■ **TASK BRIEF**
Could you filter the data below down to the lines that hold the word "genome"?

■ **PROVIDED RECORDS**
____________
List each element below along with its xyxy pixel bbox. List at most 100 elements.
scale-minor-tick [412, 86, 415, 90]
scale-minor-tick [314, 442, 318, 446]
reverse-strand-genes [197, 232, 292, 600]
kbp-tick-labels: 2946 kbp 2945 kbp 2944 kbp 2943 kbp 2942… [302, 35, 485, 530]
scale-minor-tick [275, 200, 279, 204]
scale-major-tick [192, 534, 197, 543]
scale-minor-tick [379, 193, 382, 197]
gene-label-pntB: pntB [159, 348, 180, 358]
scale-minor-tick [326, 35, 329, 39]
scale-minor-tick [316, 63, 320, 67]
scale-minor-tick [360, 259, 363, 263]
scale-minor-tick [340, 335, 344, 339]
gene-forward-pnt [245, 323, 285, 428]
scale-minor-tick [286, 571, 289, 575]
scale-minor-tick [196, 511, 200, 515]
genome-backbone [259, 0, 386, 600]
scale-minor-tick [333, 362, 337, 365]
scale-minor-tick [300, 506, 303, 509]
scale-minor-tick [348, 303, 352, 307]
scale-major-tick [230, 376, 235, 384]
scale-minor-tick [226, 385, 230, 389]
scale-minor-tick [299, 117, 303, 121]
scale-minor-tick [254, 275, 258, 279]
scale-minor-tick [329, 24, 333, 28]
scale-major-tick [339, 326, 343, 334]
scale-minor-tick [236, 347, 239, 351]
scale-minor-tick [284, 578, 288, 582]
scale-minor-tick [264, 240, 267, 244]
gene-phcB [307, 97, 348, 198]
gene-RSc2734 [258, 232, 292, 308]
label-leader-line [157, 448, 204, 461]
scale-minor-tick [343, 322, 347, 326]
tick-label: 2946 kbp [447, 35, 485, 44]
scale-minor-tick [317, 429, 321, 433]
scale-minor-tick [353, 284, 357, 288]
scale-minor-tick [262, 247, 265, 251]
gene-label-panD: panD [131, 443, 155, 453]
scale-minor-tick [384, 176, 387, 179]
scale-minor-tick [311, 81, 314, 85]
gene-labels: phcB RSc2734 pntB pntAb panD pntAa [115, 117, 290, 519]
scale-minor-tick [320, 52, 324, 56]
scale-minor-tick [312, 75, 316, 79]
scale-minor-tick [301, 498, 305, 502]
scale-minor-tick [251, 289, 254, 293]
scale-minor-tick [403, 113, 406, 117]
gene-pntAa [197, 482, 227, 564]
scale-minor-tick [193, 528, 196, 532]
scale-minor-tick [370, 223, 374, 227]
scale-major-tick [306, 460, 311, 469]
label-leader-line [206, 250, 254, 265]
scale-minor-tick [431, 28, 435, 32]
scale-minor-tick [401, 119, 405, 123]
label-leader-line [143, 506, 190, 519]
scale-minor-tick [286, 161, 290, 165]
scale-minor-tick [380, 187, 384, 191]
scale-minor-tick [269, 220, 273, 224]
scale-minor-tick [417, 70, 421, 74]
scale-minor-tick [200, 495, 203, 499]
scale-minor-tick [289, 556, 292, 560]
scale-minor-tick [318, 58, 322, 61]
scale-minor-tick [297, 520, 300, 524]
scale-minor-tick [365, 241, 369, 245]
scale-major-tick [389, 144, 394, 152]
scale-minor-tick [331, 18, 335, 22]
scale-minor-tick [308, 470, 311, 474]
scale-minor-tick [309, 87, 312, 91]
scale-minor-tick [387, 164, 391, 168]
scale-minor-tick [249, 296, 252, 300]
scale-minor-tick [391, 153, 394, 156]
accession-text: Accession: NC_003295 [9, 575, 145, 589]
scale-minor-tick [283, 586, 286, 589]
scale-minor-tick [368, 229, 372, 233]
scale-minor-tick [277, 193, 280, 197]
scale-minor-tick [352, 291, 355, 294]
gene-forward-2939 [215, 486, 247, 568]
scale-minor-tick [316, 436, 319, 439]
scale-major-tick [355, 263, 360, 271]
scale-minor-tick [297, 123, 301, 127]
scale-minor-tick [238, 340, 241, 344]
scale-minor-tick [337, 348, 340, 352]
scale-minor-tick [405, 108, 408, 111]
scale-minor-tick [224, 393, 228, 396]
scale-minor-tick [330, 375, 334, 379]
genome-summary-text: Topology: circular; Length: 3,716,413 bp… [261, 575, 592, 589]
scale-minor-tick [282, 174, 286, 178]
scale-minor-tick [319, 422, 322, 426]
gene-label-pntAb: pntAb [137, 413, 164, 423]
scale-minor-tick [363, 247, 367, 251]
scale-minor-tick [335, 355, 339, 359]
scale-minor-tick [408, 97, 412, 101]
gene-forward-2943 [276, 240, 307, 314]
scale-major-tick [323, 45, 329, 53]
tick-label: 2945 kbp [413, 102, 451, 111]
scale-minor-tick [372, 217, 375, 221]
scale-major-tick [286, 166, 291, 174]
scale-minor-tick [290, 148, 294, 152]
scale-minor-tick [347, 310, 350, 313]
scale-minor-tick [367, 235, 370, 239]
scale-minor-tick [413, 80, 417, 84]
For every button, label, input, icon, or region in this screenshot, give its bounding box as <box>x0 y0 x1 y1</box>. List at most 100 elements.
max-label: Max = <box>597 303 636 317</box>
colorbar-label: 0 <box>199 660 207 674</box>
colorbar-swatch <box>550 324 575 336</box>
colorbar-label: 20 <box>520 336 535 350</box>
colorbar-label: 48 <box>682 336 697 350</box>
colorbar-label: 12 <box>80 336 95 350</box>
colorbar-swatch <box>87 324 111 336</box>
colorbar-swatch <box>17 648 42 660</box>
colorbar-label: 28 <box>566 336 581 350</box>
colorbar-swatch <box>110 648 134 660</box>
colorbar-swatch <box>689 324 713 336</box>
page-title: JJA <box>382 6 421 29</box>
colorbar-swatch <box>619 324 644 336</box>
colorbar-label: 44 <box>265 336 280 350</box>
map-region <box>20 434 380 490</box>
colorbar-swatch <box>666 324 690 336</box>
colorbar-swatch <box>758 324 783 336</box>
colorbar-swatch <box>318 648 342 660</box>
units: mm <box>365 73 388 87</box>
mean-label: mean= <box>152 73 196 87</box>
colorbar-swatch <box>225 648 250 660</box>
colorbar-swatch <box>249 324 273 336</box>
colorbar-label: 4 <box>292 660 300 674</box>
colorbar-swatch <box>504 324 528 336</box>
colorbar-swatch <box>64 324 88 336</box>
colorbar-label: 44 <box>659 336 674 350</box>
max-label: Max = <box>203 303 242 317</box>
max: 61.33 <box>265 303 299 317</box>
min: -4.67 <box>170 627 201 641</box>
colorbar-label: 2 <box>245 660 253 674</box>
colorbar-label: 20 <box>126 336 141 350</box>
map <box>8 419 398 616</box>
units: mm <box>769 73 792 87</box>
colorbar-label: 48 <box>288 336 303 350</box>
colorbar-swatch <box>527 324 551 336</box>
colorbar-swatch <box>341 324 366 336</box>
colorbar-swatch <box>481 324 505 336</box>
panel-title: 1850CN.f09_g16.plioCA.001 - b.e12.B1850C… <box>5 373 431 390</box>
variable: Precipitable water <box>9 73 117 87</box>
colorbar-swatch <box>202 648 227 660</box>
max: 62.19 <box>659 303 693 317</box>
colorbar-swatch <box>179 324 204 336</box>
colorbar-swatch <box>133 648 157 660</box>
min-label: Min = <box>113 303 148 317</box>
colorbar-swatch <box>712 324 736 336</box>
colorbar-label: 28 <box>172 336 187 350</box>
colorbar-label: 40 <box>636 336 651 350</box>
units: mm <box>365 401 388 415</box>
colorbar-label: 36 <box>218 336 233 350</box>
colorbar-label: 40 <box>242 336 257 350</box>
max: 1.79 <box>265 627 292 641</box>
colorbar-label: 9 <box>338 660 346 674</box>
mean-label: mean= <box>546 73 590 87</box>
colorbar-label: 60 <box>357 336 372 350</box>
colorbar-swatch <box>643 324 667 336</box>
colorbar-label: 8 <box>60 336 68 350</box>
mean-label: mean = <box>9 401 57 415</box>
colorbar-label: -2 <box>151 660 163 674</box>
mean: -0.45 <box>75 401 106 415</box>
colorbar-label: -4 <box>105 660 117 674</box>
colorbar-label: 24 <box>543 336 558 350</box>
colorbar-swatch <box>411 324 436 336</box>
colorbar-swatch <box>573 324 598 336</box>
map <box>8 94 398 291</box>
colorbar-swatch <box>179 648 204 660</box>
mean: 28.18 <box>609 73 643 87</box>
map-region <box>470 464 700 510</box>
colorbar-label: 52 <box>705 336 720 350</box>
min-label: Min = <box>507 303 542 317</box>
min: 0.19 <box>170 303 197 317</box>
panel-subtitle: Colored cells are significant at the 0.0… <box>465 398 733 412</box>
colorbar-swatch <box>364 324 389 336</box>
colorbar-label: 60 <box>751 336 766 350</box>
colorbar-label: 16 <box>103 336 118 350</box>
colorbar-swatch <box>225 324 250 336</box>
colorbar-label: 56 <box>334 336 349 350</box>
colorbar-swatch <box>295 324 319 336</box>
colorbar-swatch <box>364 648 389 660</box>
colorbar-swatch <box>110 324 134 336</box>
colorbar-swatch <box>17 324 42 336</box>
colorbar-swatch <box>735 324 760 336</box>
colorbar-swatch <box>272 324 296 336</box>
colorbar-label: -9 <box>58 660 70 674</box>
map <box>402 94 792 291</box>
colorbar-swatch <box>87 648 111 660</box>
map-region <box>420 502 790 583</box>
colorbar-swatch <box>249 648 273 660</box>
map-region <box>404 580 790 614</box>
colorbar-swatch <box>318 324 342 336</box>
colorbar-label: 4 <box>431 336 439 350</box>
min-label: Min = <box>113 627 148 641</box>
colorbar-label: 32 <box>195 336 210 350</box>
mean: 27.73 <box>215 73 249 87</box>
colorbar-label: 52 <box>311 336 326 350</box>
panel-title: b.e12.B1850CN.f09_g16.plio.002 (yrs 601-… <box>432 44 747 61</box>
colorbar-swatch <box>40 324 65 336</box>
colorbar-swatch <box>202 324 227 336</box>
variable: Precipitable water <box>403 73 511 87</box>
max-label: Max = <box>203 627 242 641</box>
____________
■ **RESPONSE TO THE EXERCISE**
genome-backbone [259, 0, 386, 600]
genome-summary-text: Topology: circular; Length: 3,716,413 bp… [261, 575, 592, 589]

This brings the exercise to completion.